>> Begin RECORDS TO USE

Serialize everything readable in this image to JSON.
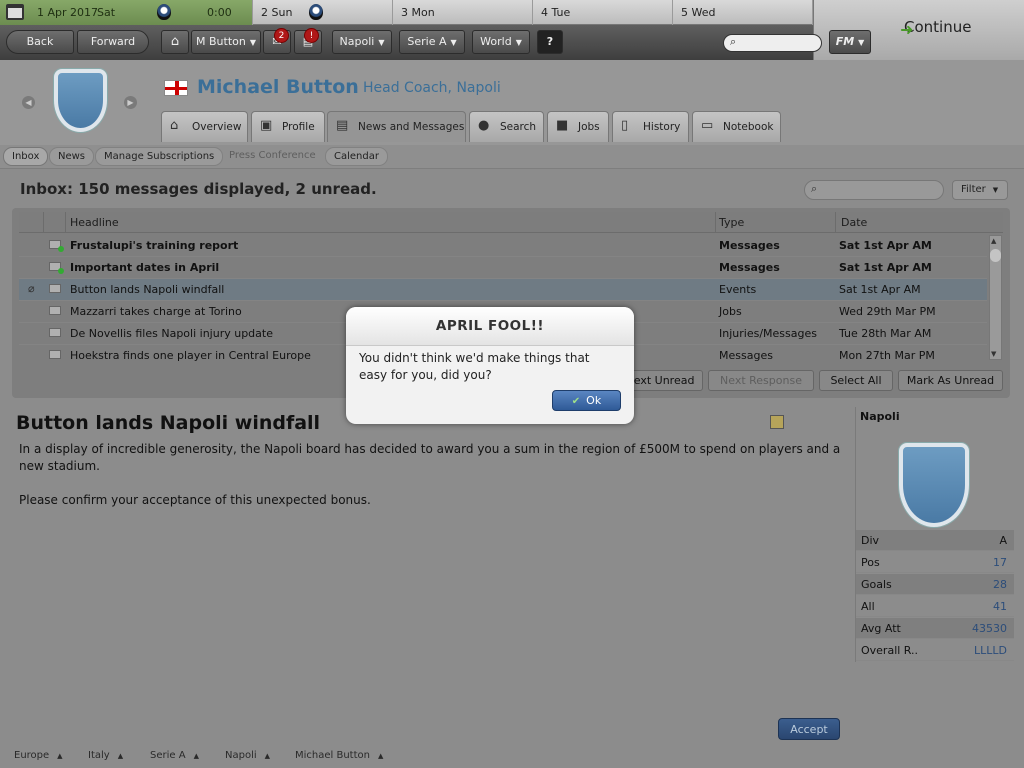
{
  "calendar": {
    "today_date": "1 Apr 2017",
    "today_day": "Sat",
    "today_time": "0:00",
    "days": [
      "2 Sun",
      "3 Mon",
      "4 Tue",
      "5 Wed"
    ]
  },
  "continue_label": "Continue",
  "toolbar": {
    "back": "Back",
    "forward": "Forward",
    "manager": "M Button",
    "badge_messages": "2",
    "badge_alerts": "!",
    "club": "Napoli",
    "league": "Serie A",
    "world": "World",
    "help": "?",
    "fm": "FM"
  },
  "header": {
    "name": "Michael Button",
    "role": "Head Coach, Napoli",
    "tabs": [
      "Overview",
      "Profile",
      "News and Messages",
      "Search",
      "Jobs",
      "History",
      "Notebook"
    ]
  },
  "subtabs": [
    "Inbox",
    "News",
    "Manage Subscriptions",
    "Press Conference",
    "Calendar"
  ],
  "inbox": {
    "title": "Inbox: 150 messages displayed, 2 unread.",
    "filter": "Filter",
    "columns": {
      "headline": "Headline",
      "type": "Type",
      "date": "Date"
    },
    "rows": [
      {
        "headline": "Frustalupi's training report",
        "type": "Messages",
        "date": "Sat 1st Apr AM"
      },
      {
        "headline": "Important dates in April",
        "type": "Messages",
        "date": "Sat 1st Apr AM"
      },
      {
        "headline": "Button lands Napoli windfall",
        "type": "Events",
        "date": "Sat 1st Apr AM"
      },
      {
        "headline": "Mazzarri takes charge at Torino",
        "type": "Jobs",
        "date": "Wed 29th Mar PM"
      },
      {
        "headline": "De Novellis files Napoli injury update",
        "type": "Injuries/Messages",
        "date": "Tue 28th Mar AM"
      },
      {
        "headline": "Hoekstra finds one player in Central Europe",
        "type": "Messages",
        "date": "Mon 27th Mar PM"
      }
    ],
    "buttons": {
      "next_unread": "Next Unread",
      "next_response": "Next Response",
      "select_all": "Select All",
      "mark_unread": "Mark As Unread"
    }
  },
  "article": {
    "title": "Button lands Napoli windfall",
    "p1": "In a display of incredible generosity, the Napoli board has decided to award you a sum in the region of £500M to spend on players and a new stadium.",
    "p2": "Please confirm your acceptance of this unexpected bonus.",
    "accept": "Accept"
  },
  "club": {
    "name": "Napoli",
    "stats": [
      {
        "k": "Div",
        "v": "A"
      },
      {
        "k": "Pos",
        "v": "17"
      },
      {
        "k": "Goals",
        "v": "28"
      },
      {
        "k": "All",
        "v": "41"
      },
      {
        "k": "Avg Att",
        "v": "43530"
      },
      {
        "k": "Overall R..",
        "v": "LLLLD"
      }
    ]
  },
  "footer": [
    "Europe",
    "Italy",
    "Serie A",
    "Napoli",
    "Michael Button"
  ],
  "dialog": {
    "title": "APRIL FOOL!!",
    "body": "You didn't think we'd make things that easy for you, did you?",
    "ok": "Ok"
  }
}
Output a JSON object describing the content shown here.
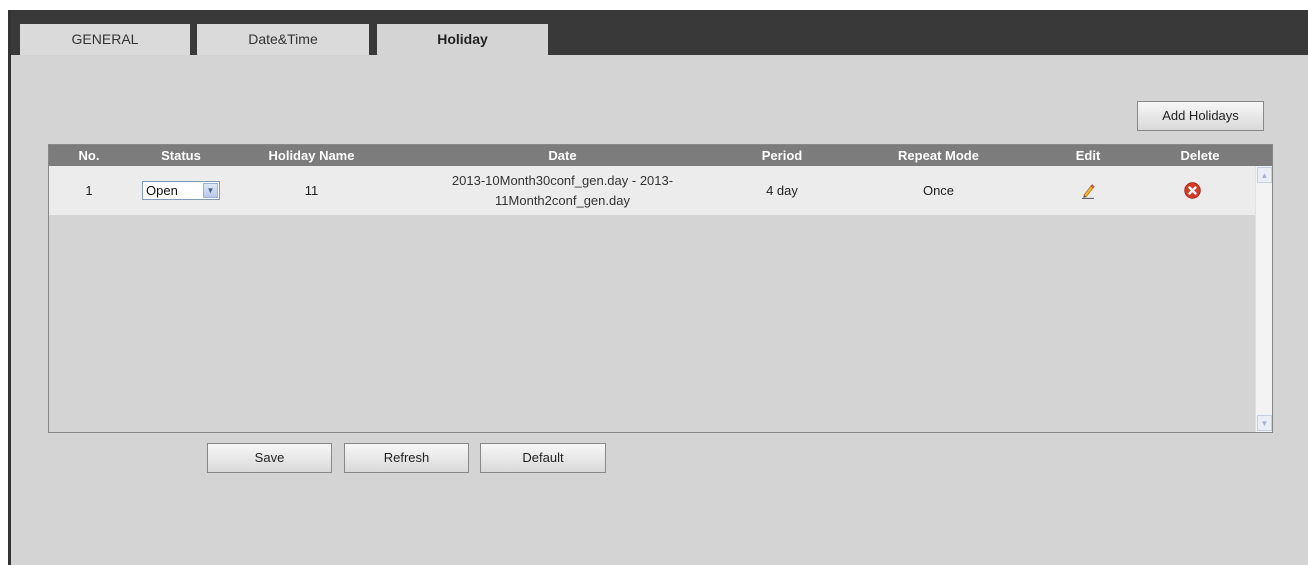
{
  "tabs": [
    {
      "label": "GENERAL",
      "active": false
    },
    {
      "label": "Date&Time",
      "active": false
    },
    {
      "label": "Holiday",
      "active": true
    }
  ],
  "toolbar": {
    "add_label": "Add Holidays"
  },
  "table": {
    "columns": [
      "No.",
      "Status",
      "Holiday Name",
      "Date",
      "Period",
      "Repeat Mode",
      "Edit",
      "Delete"
    ],
    "rows": [
      {
        "no": "1",
        "status": "Open",
        "name": "11",
        "date_line1": "2013-10Month30conf_gen.day - 2013-",
        "date_line2": "11Month2conf_gen.day",
        "period": "4 day",
        "repeat": "Once",
        "edit_icon": "pencil-icon",
        "delete_icon": "red-x-circle-icon"
      }
    ]
  },
  "footer": {
    "save_label": "Save",
    "refresh_label": "Refresh",
    "default_label": "Default"
  },
  "colors": {
    "tabbar": "#393939",
    "panel": "#d4d4d4",
    "header": "#7c7c7c",
    "row": "#ececec",
    "delete_red": "#d93a24"
  }
}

>> End RECORDS TO USE

> **TO DO**: Repeat the records above exactly, leaving out the pictures.

> **ANSWER FOR THE TASK**:
Serialize everything readable in this image to JSON.
{
  "calendar": {
    "today_date": "1 Apr 2017",
    "today_day": "Sat",
    "today_time": "0:00",
    "days": [
      "2 Sun",
      "3 Mon",
      "4 Tue",
      "5 Wed"
    ]
  },
  "continue_label": "Continue",
  "toolbar": {
    "back": "Back",
    "forward": "Forward",
    "manager": "M Button",
    "badge_messages": "2",
    "badge_alerts": "!",
    "club": "Napoli",
    "league": "Serie A",
    "world": "World",
    "help": "?",
    "fm": "FM"
  },
  "header": {
    "name": "Michael Button",
    "role": "Head Coach, Napoli",
    "tabs": [
      "Overview",
      "Profile",
      "News and Messages",
      "Search",
      "Jobs",
      "History",
      "Notebook"
    ]
  },
  "subtabs": [
    "Inbox",
    "News",
    "Manage Subscriptions",
    "Press Conference",
    "Calendar"
  ],
  "inbox": {
    "title": "Inbox: 150 messages displayed, 2 unread.",
    "filter": "Filter",
    "columns": {
      "headline": "Headline",
      "type": "Type",
      "date": "Date"
    },
    "rows": [
      {
        "headline": "Frustalupi's training report",
        "type": "Messages",
        "date": "Sat 1st Apr AM"
      },
      {
        "headline": "Important dates in April",
        "type": "Messages",
        "date": "Sat 1st Apr AM"
      },
      {
        "headline": "Button lands Napoli windfall",
        "type": "Events",
        "date": "Sat 1st Apr AM"
      },
      {
        "headline": "Mazzarri takes charge at Torino",
        "type": "Jobs",
        "date": "Wed 29th Mar PM"
      },
      {
        "headline": "De Novellis files Napoli injury update",
        "type": "Injuries/Messages",
        "date": "Tue 28th Mar AM"
      },
      {
        "headline": "Hoekstra finds one player in Central Europe",
        "type": "Messages",
        "date": "Mon 27th Mar PM"
      }
    ],
    "buttons": {
      "next_unread": "Next Unread",
      "next_response": "Next Response",
      "select_all": "Select All",
      "mark_unread": "Mark As Unread"
    }
  },
  "article": {
    "title": "Button lands Napoli windfall",
    "p1": "In a display of incredible generosity, the Napoli board has decided to award you a sum in the region of £500M to spend on players and a new stadium.",
    "p2": "Please confirm your acceptance of this unexpected bonus.",
    "accept": "Accept"
  },
  "club": {
    "name": "Napoli",
    "stats": [
      {
        "k": "Div",
        "v": "A"
      },
      {
        "k": "Pos",
        "v": "17"
      },
      {
        "k": "Goals",
        "v": "28"
      },
      {
        "k": "All",
        "v": "41"
      },
      {
        "k": "Avg Att",
        "v": "43530"
      },
      {
        "k": "Overall R..",
        "v": "LLLLD"
      }
    ]
  },
  "footer": [
    "Europe",
    "Italy",
    "Serie A",
    "Napoli",
    "Michael Button"
  ],
  "dialog": {
    "title": "APRIL FOOL!!",
    "body": "You didn't think we'd make things that easy for you, did you?",
    "ok": "Ok"
  }
}
Output a JSON object describing the content shown here.
{
  "tabs": [
    {
      "label": "GENERAL",
      "active": false
    },
    {
      "label": "Date&Time",
      "active": false
    },
    {
      "label": "Holiday",
      "active": true
    }
  ],
  "toolbar": {
    "add_label": "Add Holidays"
  },
  "table": {
    "columns": [
      "No.",
      "Status",
      "Holiday Name",
      "Date",
      "Period",
      "Repeat Mode",
      "Edit",
      "Delete"
    ],
    "rows": [
      {
        "no": "1",
        "status": "Open",
        "name": "11",
        "date_line1": "2013-10Month30conf_gen.day - 2013-",
        "date_line2": "11Month2conf_gen.day",
        "period": "4 day",
        "repeat": "Once",
        "edit_icon": "pencil-icon",
        "delete_icon": "red-x-circle-icon"
      }
    ]
  },
  "footer": {
    "save_label": "Save",
    "refresh_label": "Refresh",
    "default_label": "Default"
  },
  "colors": {
    "tabbar": "#393939",
    "panel": "#d4d4d4",
    "header": "#7c7c7c",
    "row": "#ececec",
    "delete_red": "#d93a24"
  }
}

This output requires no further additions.